- **Job**
Return the whole listing exactly as it stands.

(begin)

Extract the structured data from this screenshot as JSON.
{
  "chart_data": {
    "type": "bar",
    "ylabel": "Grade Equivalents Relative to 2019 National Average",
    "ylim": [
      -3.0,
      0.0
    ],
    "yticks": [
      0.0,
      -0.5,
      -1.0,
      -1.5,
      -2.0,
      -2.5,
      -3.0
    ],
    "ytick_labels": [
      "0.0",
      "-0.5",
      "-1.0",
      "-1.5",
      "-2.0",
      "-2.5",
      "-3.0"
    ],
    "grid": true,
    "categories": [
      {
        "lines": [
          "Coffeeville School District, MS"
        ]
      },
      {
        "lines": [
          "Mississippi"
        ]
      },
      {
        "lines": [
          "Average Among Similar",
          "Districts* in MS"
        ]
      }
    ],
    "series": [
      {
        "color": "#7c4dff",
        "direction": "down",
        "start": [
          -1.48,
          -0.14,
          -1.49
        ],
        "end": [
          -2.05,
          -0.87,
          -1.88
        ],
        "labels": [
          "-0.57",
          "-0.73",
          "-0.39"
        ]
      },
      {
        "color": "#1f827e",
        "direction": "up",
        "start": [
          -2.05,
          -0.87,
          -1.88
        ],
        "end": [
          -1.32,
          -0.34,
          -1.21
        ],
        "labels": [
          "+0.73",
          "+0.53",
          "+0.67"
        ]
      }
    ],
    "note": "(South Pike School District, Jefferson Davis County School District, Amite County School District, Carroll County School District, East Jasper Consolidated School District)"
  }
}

(end)

- **Correct output**
Extract the structured data from this screenshot as JSON.
{
  "chart_data": {
    "type": "bar",
    "ylabel": "Grade Equivalents Relative to 2019 National Average",
    "ylim": [
      -3.0,
      0.0
    ],
    "yticks": [
      0.0,
      -0.5,
      -1.0,
      -1.5,
      -2.0,
      -2.5,
      -3.0
    ],
    "ytick_labels": [
      "0.0",
      "-0.5",
      "-1.0",
      "-1.5",
      "-2.0",
      "-2.5",
      "-3.0"
    ],
    "grid": true,
    "categories": [
      {
        "lines": [
          "Coffeeville School District, MS"
        ]
      },
      {
        "lines": [
          "Mississippi"
        ]
      },
      {
        "lines": [
          "Average Among Similar",
          "Districts* in MS"
        ]
      }
    ],
    "series": [
      {
        "color": "#7c4dff",
        "direction": "down",
        "start": [
          -1.48,
          -0.14,
          -1.49
        ],
        "end": [
          -2.05,
          -0.87,
          -1.88
        ],
        "labels": [
          "-0.57",
          "-0.73",
          "-0.39"
        ]
      },
      {
        "color": "#1f827e",
        "direction": "up",
        "start": [
          -2.05,
          -0.87,
          -1.88
        ],
        "end": [
          -1.32,
          -0.34,
          -1.21
        ],
        "labels": [
          "+0.73",
          "+0.53",
          "+0.67"
        ]
      }
    ],
    "note": "(South Pike School District, Jefferson Davis County School District, Amite County School District, Carroll County School District, East Jasper Consolidated School District)"
  }
}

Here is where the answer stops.